* START *

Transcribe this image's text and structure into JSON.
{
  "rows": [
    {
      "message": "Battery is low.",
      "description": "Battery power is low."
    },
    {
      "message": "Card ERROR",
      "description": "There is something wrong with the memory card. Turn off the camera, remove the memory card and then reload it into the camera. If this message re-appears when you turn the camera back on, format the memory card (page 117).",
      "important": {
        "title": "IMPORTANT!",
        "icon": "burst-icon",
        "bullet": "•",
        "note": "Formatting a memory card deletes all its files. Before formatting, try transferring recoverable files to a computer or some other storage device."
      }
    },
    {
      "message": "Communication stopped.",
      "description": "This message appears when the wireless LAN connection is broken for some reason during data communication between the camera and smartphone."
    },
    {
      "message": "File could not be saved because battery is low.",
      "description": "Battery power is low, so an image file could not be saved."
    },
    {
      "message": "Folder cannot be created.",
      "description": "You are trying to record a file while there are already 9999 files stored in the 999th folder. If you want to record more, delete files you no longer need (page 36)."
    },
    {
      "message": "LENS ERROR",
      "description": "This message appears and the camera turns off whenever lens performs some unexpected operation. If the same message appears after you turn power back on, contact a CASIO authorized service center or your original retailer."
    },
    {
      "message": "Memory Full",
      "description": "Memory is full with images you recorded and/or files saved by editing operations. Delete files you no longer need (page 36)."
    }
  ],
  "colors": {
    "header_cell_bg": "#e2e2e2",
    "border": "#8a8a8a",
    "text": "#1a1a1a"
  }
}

* END *

Set exercise: Nothing should be left out: return all of the records exactly.

Task answer:
Transcribe this image's text and structure into JSON.
{
  "rows": [
    {
      "message": "Battery is low.",
      "description": "Battery power is low."
    },
    {
      "message": "Card ERROR",
      "description": "There is something wrong with the memory card. Turn off the camera, remove the memory card and then reload it into the camera. If this message re-appears when you turn the camera back on, format the memory card (page 117).",
      "important": {
        "title": "IMPORTANT!",
        "icon": "burst-icon",
        "bullet": "•",
        "note": "Formatting a memory card deletes all its files. Before formatting, try transferring recoverable files to a computer or some other storage device."
      }
    },
    {
      "message": "Communication stopped.",
      "description": "This message appears when the wireless LAN connection is broken for some reason during data communication between the camera and smartphone."
    },
    {
      "message": "File could not be saved because battery is low.",
      "description": "Battery power is low, so an image file could not be saved."
    },
    {
      "message": "Folder cannot be created.",
      "description": "You are trying to record a file while there are already 9999 files stored in the 999th folder. If you want to record more, delete files you no longer need (page 36)."
    },
    {
      "message": "LENS ERROR",
      "description": "This message appears and the camera turns off whenever lens performs some unexpected operation. If the same message appears after you turn power back on, contact a CASIO authorized service center or your original retailer."
    },
    {
      "message": "Memory Full",
      "description": "Memory is full with images you recorded and/or files saved by editing operations. Delete files you no longer need (page 36)."
    }
  ],
  "colors": {
    "header_cell_bg": "#e2e2e2",
    "border": "#8a8a8a",
    "text": "#1a1a1a"
  }
}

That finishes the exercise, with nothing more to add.